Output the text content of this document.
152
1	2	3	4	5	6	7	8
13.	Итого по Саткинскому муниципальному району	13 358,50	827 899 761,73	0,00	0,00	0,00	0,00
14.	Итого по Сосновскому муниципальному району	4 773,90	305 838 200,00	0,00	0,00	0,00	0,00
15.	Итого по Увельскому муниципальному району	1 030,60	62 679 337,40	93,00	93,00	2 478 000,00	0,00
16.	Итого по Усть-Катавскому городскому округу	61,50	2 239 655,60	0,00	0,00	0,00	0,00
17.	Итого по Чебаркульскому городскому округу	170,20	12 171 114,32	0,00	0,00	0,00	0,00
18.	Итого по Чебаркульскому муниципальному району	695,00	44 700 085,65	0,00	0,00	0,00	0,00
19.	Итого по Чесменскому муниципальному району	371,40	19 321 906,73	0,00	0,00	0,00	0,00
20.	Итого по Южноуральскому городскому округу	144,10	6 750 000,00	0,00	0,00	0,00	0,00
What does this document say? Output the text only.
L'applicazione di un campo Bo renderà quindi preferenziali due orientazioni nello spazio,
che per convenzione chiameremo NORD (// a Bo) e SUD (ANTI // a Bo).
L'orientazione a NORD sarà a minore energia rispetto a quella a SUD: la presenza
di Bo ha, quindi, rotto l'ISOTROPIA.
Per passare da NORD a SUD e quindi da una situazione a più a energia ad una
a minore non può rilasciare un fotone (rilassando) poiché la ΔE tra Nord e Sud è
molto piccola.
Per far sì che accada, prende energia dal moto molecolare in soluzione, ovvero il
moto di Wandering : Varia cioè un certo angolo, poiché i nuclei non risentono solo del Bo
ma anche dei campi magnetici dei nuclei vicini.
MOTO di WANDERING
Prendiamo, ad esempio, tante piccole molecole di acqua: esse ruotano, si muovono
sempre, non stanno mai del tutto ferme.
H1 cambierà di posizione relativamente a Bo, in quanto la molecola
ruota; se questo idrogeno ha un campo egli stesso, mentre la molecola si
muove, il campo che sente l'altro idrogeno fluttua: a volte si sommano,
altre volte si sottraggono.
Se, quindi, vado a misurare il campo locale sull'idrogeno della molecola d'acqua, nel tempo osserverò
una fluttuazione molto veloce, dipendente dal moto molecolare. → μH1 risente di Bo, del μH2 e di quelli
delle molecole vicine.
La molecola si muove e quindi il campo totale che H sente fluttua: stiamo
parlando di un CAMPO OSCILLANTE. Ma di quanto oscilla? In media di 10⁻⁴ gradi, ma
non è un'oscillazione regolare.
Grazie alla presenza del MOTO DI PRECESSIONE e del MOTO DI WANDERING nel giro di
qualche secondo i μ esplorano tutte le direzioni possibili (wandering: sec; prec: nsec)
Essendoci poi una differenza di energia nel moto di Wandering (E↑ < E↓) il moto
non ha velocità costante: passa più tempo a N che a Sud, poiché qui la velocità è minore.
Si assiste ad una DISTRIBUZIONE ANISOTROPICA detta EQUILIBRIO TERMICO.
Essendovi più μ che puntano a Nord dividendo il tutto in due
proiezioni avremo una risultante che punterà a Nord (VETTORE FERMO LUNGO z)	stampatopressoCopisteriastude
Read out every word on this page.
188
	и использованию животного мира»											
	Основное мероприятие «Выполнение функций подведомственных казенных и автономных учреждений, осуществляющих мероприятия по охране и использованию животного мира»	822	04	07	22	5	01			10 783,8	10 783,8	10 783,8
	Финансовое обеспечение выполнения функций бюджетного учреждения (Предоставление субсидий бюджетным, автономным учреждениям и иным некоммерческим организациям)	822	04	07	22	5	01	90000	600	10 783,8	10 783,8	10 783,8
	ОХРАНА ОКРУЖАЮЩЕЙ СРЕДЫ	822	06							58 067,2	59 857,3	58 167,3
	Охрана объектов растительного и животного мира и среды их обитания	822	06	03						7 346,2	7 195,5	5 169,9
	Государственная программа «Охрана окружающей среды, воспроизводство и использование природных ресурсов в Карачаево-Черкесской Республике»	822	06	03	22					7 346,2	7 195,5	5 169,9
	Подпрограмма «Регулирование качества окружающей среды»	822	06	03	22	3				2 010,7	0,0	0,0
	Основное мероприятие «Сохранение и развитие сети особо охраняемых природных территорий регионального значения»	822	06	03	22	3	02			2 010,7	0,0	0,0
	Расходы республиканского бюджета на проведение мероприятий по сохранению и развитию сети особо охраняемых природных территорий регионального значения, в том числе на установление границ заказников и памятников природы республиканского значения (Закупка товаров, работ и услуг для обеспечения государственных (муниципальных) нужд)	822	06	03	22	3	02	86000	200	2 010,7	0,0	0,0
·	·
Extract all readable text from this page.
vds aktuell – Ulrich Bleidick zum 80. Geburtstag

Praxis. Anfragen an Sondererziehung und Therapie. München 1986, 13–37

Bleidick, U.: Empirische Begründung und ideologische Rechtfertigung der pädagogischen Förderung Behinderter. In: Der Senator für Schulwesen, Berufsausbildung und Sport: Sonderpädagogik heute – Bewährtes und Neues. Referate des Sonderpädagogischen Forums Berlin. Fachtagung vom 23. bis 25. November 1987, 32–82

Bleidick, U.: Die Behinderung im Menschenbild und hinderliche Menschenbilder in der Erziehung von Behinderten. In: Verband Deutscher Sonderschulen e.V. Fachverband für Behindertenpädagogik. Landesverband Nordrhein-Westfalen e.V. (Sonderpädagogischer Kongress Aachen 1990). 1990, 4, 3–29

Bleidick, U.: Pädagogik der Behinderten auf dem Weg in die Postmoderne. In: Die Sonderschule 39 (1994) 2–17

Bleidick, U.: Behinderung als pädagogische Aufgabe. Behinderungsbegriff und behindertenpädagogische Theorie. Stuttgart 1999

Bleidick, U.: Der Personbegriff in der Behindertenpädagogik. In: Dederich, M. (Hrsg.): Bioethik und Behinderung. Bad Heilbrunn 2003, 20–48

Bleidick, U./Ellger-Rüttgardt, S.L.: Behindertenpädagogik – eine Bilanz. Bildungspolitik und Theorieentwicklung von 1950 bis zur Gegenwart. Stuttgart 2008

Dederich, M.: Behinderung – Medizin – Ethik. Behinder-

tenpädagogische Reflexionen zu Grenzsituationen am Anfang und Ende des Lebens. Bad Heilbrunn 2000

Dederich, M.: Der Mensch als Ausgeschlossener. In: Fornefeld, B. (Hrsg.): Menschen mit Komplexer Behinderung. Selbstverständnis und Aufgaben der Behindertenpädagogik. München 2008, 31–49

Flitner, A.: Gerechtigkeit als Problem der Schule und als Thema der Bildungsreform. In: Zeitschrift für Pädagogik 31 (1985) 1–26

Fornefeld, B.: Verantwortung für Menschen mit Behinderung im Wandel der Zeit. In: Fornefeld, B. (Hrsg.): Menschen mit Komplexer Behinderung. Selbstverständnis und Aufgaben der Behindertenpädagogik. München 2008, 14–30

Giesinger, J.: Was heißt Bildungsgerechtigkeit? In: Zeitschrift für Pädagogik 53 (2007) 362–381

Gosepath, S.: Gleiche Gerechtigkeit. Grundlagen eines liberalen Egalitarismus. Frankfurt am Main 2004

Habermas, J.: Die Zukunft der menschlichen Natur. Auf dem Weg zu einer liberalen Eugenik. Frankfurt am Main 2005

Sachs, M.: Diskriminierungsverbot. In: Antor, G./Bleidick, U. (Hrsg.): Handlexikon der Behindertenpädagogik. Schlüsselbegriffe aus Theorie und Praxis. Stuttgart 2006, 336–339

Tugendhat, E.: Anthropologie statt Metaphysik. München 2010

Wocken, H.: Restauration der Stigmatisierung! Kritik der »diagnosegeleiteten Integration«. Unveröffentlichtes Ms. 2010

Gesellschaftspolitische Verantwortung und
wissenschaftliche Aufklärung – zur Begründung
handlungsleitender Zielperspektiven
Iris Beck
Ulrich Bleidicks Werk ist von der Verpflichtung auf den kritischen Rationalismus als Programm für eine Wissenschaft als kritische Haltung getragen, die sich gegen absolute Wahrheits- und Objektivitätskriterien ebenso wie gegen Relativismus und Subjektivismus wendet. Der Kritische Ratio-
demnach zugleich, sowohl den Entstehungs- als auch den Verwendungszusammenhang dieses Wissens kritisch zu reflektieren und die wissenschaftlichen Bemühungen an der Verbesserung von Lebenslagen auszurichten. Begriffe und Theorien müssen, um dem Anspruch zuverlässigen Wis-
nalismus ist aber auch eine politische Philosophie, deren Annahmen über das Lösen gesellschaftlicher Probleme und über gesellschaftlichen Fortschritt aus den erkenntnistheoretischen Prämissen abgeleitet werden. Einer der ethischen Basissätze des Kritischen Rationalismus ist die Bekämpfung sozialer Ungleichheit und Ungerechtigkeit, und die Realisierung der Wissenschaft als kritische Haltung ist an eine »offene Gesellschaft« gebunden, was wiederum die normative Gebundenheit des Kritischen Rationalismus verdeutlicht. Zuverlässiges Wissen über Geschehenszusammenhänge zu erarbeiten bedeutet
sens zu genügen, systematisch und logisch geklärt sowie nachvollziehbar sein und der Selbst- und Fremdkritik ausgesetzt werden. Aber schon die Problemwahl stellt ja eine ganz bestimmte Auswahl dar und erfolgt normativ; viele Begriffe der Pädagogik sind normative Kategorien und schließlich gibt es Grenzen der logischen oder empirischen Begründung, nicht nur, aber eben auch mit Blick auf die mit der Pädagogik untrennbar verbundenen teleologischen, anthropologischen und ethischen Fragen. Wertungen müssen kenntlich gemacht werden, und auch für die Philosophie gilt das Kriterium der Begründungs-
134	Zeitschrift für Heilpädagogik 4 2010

## Work required
Only lines with the word "Stuttgart" should be collected from the material.

## Complete response
Bleidick, U.: Behinderung als pädagogische Aufgabe. Behinderungsbegriff und behindertenpädagogische Theorie. Stuttgart 1999
Bleidick, U./Ellger-Rüttgardt, S.L.: Behindertenpädagogik – eine Bilanz. Bildungspolitik und Theorieentwicklung von 1950 bis zur Gegenwart. Stuttgart 2008
Sachs, M.: Diskriminierungsverbot. In: Antor, G./Bleidick, U. (Hrsg.): Handlexikon der Behindertenpädagogik. Schlüsselbegriffe aus Theorie und Praxis. Stuttgart 2006, 336–339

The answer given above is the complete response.